Pictures stay out of your copy, but everything else in the records below must be repeated exactly.

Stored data
====================
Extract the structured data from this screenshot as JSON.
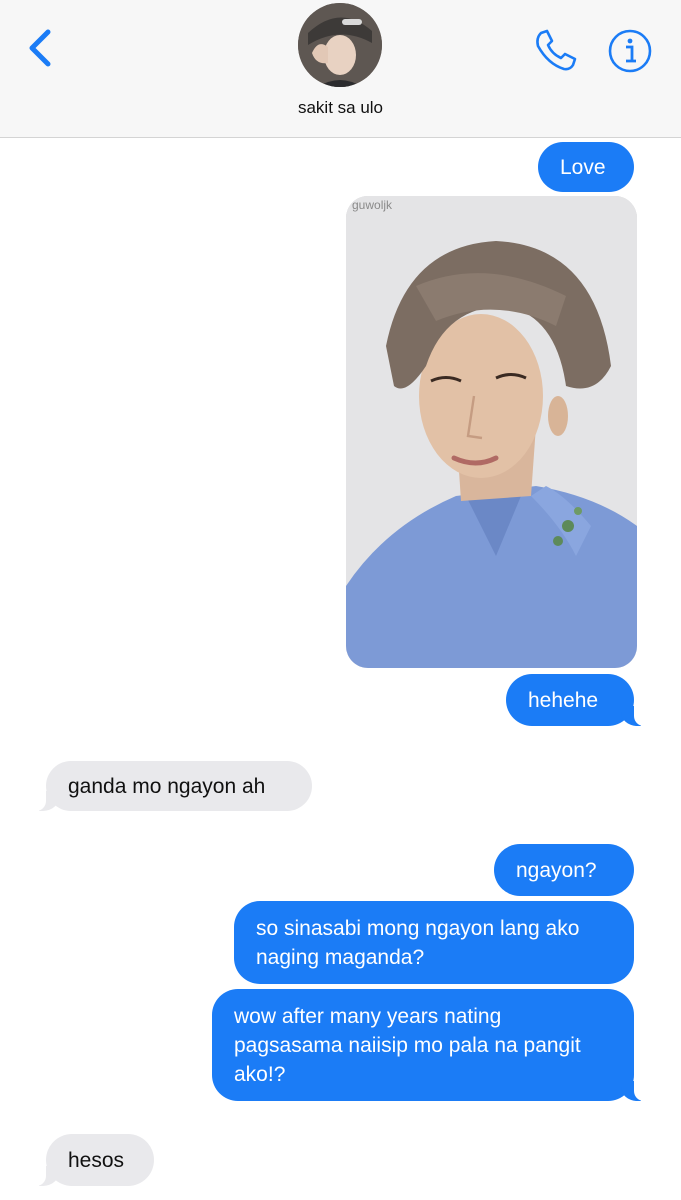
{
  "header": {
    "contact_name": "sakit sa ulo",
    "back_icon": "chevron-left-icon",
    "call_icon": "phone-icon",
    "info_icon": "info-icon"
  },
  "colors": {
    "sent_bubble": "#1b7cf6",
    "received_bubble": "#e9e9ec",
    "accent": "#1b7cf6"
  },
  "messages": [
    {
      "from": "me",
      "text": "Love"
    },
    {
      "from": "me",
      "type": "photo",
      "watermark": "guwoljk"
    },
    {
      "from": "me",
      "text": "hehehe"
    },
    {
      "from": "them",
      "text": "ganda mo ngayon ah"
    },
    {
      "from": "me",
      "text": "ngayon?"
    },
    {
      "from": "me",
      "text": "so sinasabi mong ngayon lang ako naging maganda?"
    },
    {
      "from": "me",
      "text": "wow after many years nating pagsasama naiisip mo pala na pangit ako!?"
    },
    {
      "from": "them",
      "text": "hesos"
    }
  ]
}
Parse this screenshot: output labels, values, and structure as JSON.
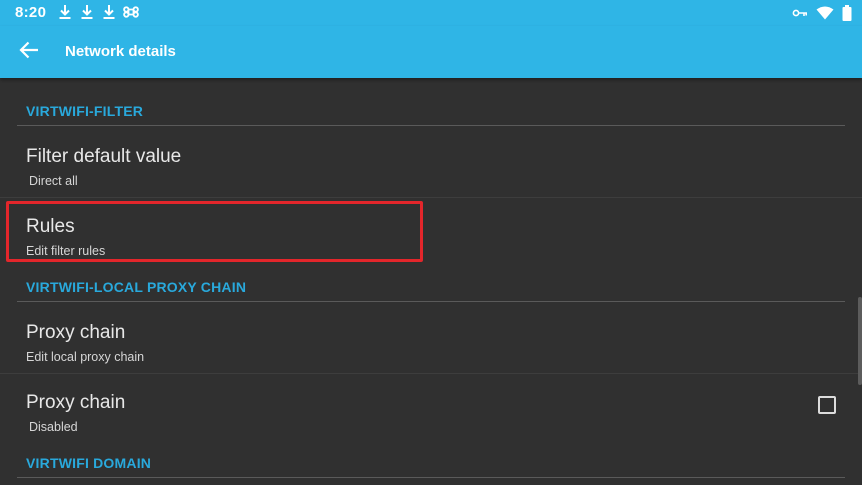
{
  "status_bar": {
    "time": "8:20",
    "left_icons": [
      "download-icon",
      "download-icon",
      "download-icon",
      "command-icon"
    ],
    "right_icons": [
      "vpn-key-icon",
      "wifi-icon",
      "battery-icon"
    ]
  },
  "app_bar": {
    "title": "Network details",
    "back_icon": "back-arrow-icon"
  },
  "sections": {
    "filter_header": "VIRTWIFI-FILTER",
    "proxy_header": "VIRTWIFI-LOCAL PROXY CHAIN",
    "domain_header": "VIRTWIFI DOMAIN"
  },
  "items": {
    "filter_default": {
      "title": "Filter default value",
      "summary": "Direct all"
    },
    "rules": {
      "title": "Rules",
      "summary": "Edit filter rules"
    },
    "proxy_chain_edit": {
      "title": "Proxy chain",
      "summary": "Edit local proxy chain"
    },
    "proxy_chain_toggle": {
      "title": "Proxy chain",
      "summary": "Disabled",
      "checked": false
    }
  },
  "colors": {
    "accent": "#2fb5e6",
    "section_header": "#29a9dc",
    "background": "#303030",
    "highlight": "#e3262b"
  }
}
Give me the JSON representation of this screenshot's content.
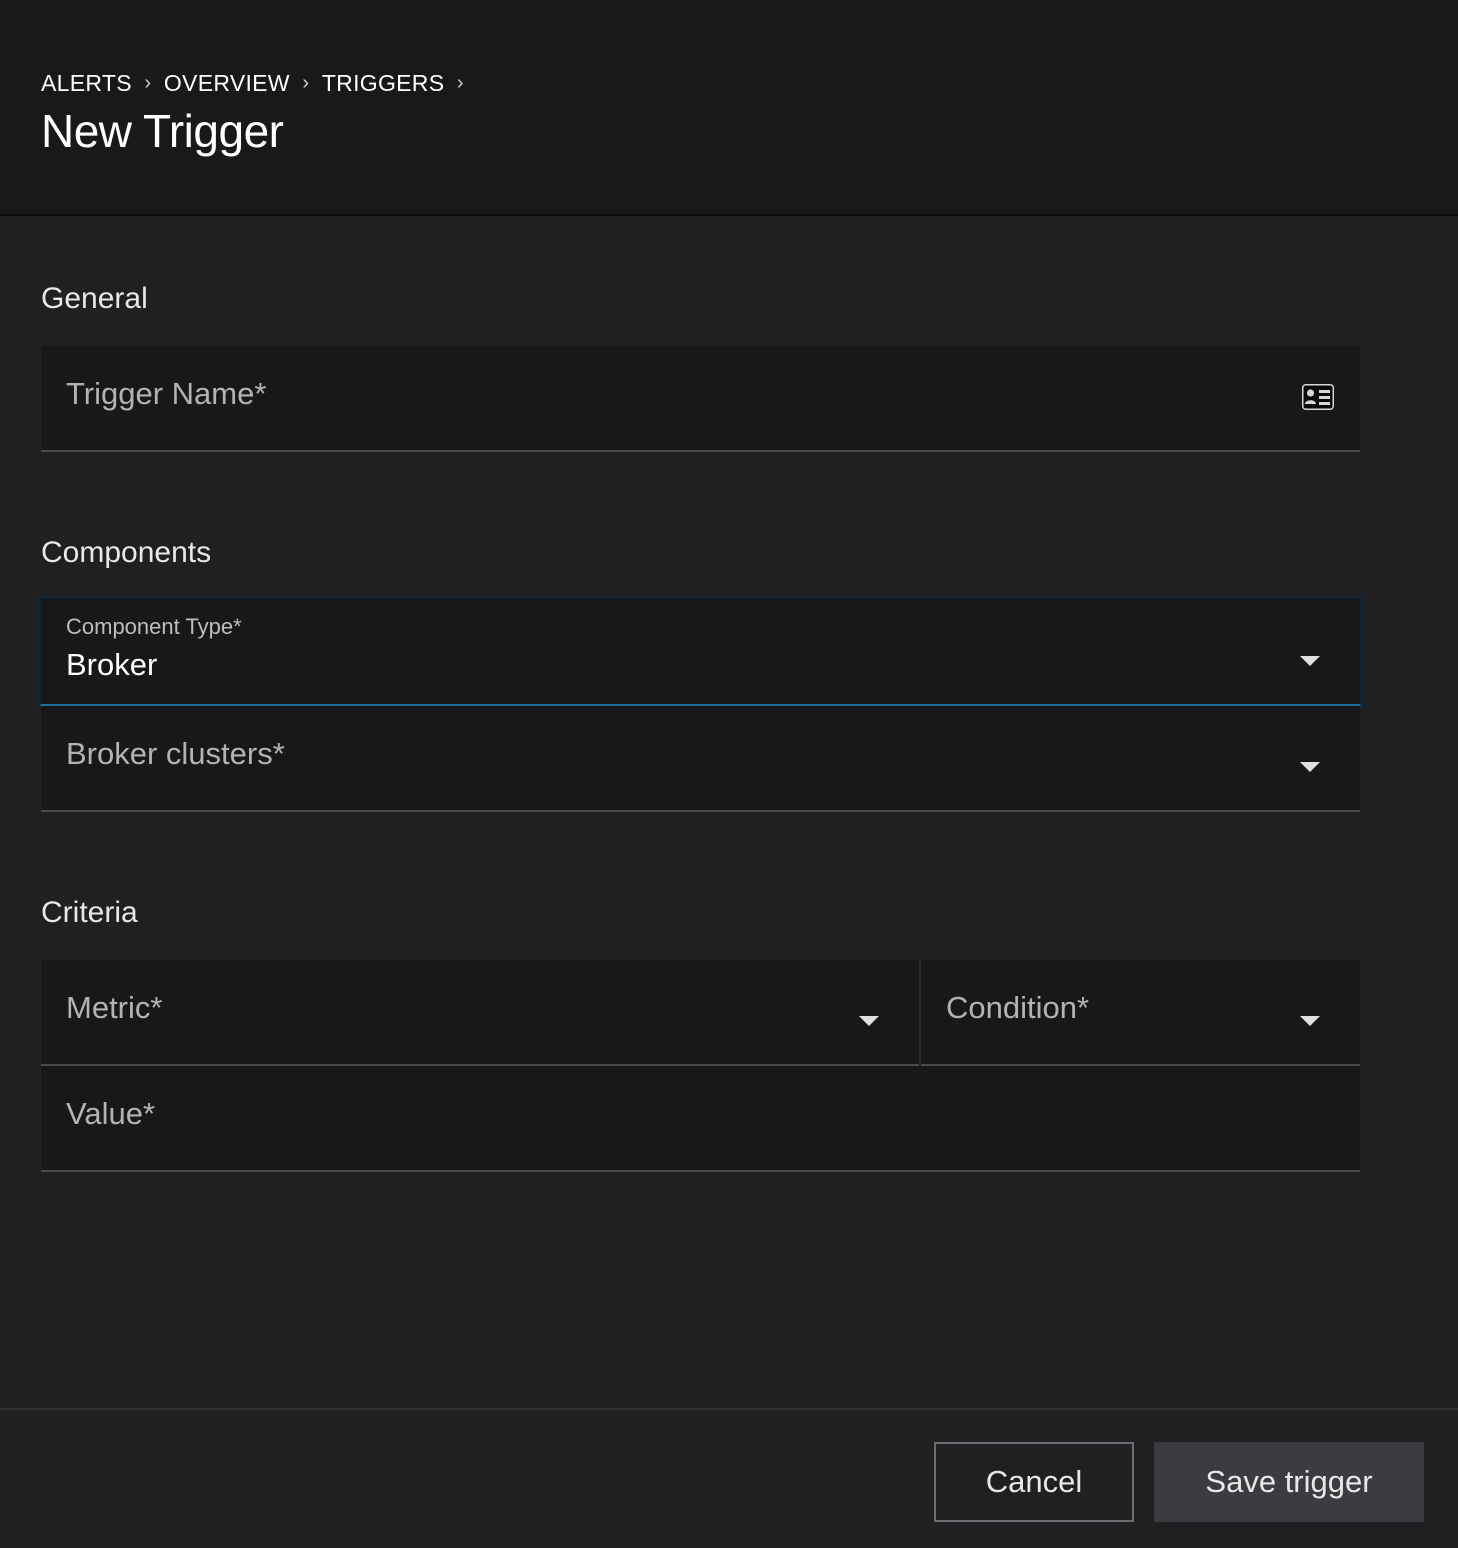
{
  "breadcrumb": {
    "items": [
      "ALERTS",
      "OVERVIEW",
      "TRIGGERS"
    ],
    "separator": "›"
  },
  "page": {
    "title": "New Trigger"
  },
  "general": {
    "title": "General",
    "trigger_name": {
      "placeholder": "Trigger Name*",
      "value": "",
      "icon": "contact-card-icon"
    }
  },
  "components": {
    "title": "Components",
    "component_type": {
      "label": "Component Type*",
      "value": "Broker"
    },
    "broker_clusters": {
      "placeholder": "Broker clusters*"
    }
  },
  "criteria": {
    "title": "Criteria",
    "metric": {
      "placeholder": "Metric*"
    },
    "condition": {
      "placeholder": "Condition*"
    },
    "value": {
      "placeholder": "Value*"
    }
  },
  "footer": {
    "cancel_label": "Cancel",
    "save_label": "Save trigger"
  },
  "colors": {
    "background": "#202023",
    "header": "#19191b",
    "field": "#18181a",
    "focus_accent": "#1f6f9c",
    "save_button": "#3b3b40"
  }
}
====================
* Solution below *
Extract the structured data from this screenshot as JSON.
{
  "header": {
    "contact_name": "sakit sa ulo",
    "back_icon": "chevron-left-icon",
    "call_icon": "phone-icon",
    "info_icon": "info-icon"
  },
  "colors": {
    "sent_bubble": "#1b7cf6",
    "received_bubble": "#e9e9ec",
    "accent": "#1b7cf6"
  },
  "messages": [
    {
      "from": "me",
      "text": "Love"
    },
    {
      "from": "me",
      "type": "photo",
      "watermark": "guwoljk"
    },
    {
      "from": "me",
      "text": "hehehe"
    },
    {
      "from": "them",
      "text": "ganda mo ngayon ah"
    },
    {
      "from": "me",
      "text": "ngayon?"
    },
    {
      "from": "me",
      "text": "so sinasabi mong ngayon lang ako naging maganda?"
    },
    {
      "from": "me",
      "text": "wow after many years nating pagsasama naiisip mo pala na pangit ako!?"
    },
    {
      "from": "them",
      "text": "hesos"
    }
  ]
}
Parse this screenshot: output labels, values, and structure as JSON.
{
  "status_bar": {
    "time": "8:20",
    "left_icons": [
      "download-icon",
      "download-icon",
      "download-icon",
      "command-icon"
    ],
    "right_icons": [
      "vpn-key-icon",
      "wifi-icon",
      "battery-icon"
    ]
  },
  "app_bar": {
    "title": "Network details",
    "back_icon": "back-arrow-icon"
  },
  "sections": {
    "filter_header": "VIRTWIFI-FILTER",
    "proxy_header": "VIRTWIFI-LOCAL PROXY CHAIN",
    "domain_header": "VIRTWIFI DOMAIN"
  },
  "items": {
    "filter_default": {
      "title": "Filter default value",
      "summary": "Direct all"
    },
    "rules": {
      "title": "Rules",
      "summary": "Edit filter rules"
    },
    "proxy_chain_edit": {
      "title": "Proxy chain",
      "summary": "Edit local proxy chain"
    },
    "proxy_chain_toggle": {
      "title": "Proxy chain",
      "summary": "Disabled",
      "checked": false
    }
  },
  "colors": {
    "accent": "#2fb5e6",
    "section_header": "#29a9dc",
    "background": "#303030",
    "highlight": "#e3262b"
  }
}
Give me the JSON representation of this screenshot's content.
{
  "breadcrumb": {
    "items": [
      "ALERTS",
      "OVERVIEW",
      "TRIGGERS"
    ],
    "separator": "›"
  },
  "page": {
    "title": "New Trigger"
  },
  "general": {
    "title": "General",
    "trigger_name": {
      "placeholder": "Trigger Name*",
      "value": "",
      "icon": "contact-card-icon"
    }
  },
  "components": {
    "title": "Components",
    "component_type": {
      "label": "Component Type*",
      "value": "Broker"
    },
    "broker_clusters": {
      "placeholder": "Broker clusters*"
    }
  },
  "criteria": {
    "title": "Criteria",
    "metric": {
      "placeholder": "Metric*"
    },
    "condition": {
      "placeholder": "Condition*"
    },
    "value": {
      "placeholder": "Value*"
    }
  },
  "footer": {
    "cancel_label": "Cancel",
    "save_label": "Save trigger"
  },
  "colors": {
    "background": "#202023",
    "header": "#19191b",
    "field": "#18181a",
    "focus_accent": "#1f6f9c",
    "save_button": "#3b3b40"
  }
}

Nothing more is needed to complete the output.